[Recorded data]
-=-=-=-=-

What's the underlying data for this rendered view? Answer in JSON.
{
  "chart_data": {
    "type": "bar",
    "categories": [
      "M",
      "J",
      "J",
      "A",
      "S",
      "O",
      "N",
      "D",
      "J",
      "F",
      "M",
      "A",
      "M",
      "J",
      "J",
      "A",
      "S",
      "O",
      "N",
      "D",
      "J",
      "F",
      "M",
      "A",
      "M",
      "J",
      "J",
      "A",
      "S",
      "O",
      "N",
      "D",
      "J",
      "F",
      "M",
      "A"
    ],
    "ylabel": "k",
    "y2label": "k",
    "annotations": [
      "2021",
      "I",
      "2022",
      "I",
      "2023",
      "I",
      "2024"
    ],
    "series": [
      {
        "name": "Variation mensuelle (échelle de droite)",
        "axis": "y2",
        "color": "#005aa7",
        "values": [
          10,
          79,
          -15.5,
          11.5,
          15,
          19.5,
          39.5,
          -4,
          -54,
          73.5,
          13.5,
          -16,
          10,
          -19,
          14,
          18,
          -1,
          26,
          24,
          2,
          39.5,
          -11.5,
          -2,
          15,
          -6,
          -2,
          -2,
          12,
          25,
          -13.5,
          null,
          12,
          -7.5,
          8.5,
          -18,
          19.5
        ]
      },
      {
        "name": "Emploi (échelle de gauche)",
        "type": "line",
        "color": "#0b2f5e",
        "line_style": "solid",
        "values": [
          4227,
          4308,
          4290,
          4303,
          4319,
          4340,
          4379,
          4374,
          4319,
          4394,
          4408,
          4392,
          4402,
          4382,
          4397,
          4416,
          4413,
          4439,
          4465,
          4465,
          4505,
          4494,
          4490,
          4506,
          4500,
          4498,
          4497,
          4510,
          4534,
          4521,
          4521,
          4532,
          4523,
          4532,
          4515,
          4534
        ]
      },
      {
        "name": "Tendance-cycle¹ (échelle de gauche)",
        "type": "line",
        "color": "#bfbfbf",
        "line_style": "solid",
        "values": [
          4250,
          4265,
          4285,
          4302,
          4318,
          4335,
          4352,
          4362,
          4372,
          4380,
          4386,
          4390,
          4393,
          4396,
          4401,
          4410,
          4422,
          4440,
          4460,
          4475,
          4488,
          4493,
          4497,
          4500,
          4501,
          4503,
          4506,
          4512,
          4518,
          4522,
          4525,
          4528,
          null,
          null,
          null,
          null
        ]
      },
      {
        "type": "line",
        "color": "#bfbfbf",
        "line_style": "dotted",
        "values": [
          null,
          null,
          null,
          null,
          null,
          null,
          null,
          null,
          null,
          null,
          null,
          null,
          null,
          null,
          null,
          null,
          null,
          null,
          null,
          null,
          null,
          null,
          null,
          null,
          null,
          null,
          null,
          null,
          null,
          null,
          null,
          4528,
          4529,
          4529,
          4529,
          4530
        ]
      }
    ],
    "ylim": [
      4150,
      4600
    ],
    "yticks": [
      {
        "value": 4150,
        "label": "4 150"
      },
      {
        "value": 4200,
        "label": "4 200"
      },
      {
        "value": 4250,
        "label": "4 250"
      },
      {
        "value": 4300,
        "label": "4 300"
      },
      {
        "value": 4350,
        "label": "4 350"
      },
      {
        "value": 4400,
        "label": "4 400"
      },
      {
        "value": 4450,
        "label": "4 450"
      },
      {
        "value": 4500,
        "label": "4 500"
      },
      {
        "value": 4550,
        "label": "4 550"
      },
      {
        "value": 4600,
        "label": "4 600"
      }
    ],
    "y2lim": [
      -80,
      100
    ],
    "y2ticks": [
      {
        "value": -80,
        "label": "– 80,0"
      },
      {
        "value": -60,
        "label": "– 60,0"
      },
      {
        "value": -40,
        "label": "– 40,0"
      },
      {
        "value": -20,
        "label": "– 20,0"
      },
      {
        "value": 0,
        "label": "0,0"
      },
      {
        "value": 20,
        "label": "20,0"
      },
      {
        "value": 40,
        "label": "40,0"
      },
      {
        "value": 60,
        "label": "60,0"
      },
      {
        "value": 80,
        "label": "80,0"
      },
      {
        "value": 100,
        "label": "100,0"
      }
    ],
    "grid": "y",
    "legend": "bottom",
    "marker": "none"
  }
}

-=-=-=-=-

> [What to work on]
Go through the records above and set each one down exactly, please.

> [Written answer]
What's the underlying data for this rendered view? Answer in JSON.
{
  "chart_data": {
    "type": "bar",
    "categories": [
      "M",
      "J",
      "J",
      "A",
      "S",
      "O",
      "N",
      "D",
      "J",
      "F",
      "M",
      "A",
      "M",
      "J",
      "J",
      "A",
      "S",
      "O",
      "N",
      "D",
      "J",
      "F",
      "M",
      "A",
      "M",
      "J",
      "J",
      "A",
      "S",
      "O",
      "N",
      "D",
      "J",
      "F",
      "M",
      "A"
    ],
    "ylabel": "k",
    "y2label": "k",
    "annotations": [
      "2021",
      "I",
      "2022",
      "I",
      "2023",
      "I",
      "2024"
    ],
    "series": [
      {
        "name": "Variation mensuelle (échelle de droite)",
        "axis": "y2",
        "color": "#005aa7",
        "values": [
          10,
          79,
          -15.5,
          11.5,
          15,
          19.5,
          39.5,
          -4,
          -54,
          73.5,
          13.5,
          -16,
          10,
          -19,
          14,
          18,
          -1,
          26,
          24,
          2,
          39.5,
          -11.5,
          -2,
          15,
          -6,
          -2,
          -2,
          12,
          25,
          -13.5,
          null,
          12,
          -7.5,
          8.5,
          -18,
          19.5
        ]
      },
      {
        "name": "Emploi (échelle de gauche)",
        "type": "line",
        "color": "#0b2f5e",
        "line_style": "solid",
        "values": [
          4227,
          4308,
          4290,
          4303,
          4319,
          4340,
          4379,
          4374,
          4319,
          4394,
          4408,
          4392,
          4402,
          4382,
          4397,
          4416,
          4413,
          4439,
          4465,
          4465,
          4505,
          4494,
          4490,
          4506,
          4500,
          4498,
          4497,
          4510,
          4534,
          4521,
          4521,
          4532,
          4523,
          4532,
          4515,
          4534
        ]
      },
      {
        "name": "Tendance-cycle¹ (échelle de gauche)",
        "type": "line",
        "color": "#bfbfbf",
        "line_style": "solid",
        "values": [
          4250,
          4265,
          4285,
          4302,
          4318,
          4335,
          4352,
          4362,
          4372,
          4380,
          4386,
          4390,
          4393,
          4396,
          4401,
          4410,
          4422,
          4440,
          4460,
          4475,
          4488,
          4493,
          4497,
          4500,
          4501,
          4503,
          4506,
          4512,
          4518,
          4522,
          4525,
          4528,
          null,
          null,
          null,
          null
        ]
      },
      {
        "type": "line",
        "color": "#bfbfbf",
        "line_style": "dotted",
        "values": [
          null,
          null,
          null,
          null,
          null,
          null,
          null,
          null,
          null,
          null,
          null,
          null,
          null,
          null,
          null,
          null,
          null,
          null,
          null,
          null,
          null,
          null,
          null,
          null,
          null,
          null,
          null,
          null,
          null,
          null,
          null,
          4528,
          4529,
          4529,
          4529,
          4530
        ]
      }
    ],
    "ylim": [
      4150,
      4600
    ],
    "yticks": [
      {
        "value": 4150,
        "label": "4 150"
      },
      {
        "value": 4200,
        "label": "4 200"
      },
      {
        "value": 4250,
        "label": "4 250"
      },
      {
        "value": 4300,
        "label": "4 300"
      },
      {
        "value": 4350,
        "label": "4 350"
      },
      {
        "value": 4400,
        "label": "4 400"
      },
      {
        "value": 4450,
        "label": "4 450"
      },
      {
        "value": 4500,
        "label": "4 500"
      },
      {
        "value": 4550,
        "label": "4 550"
      },
      {
        "value": 4600,
        "label": "4 600"
      }
    ],
    "y2lim": [
      -80,
      100
    ],
    "y2ticks": [
      {
        "value": -80,
        "label": "– 80,0"
      },
      {
        "value": -60,
        "label": "– 60,0"
      },
      {
        "value": -40,
        "label": "– 40,0"
      },
      {
        "value": -20,
        "label": "– 20,0"
      },
      {
        "value": 0,
        "label": "0,0"
      },
      {
        "value": 20,
        "label": "20,0"
      },
      {
        "value": 40,
        "label": "40,0"
      },
      {
        "value": 60,
        "label": "60,0"
      },
      {
        "value": 80,
        "label": "80,0"
      },
      {
        "value": 100,
        "label": "100,0"
      }
    ],
    "grid": "y",
    "legend": "bottom",
    "marker": "none"
  }
}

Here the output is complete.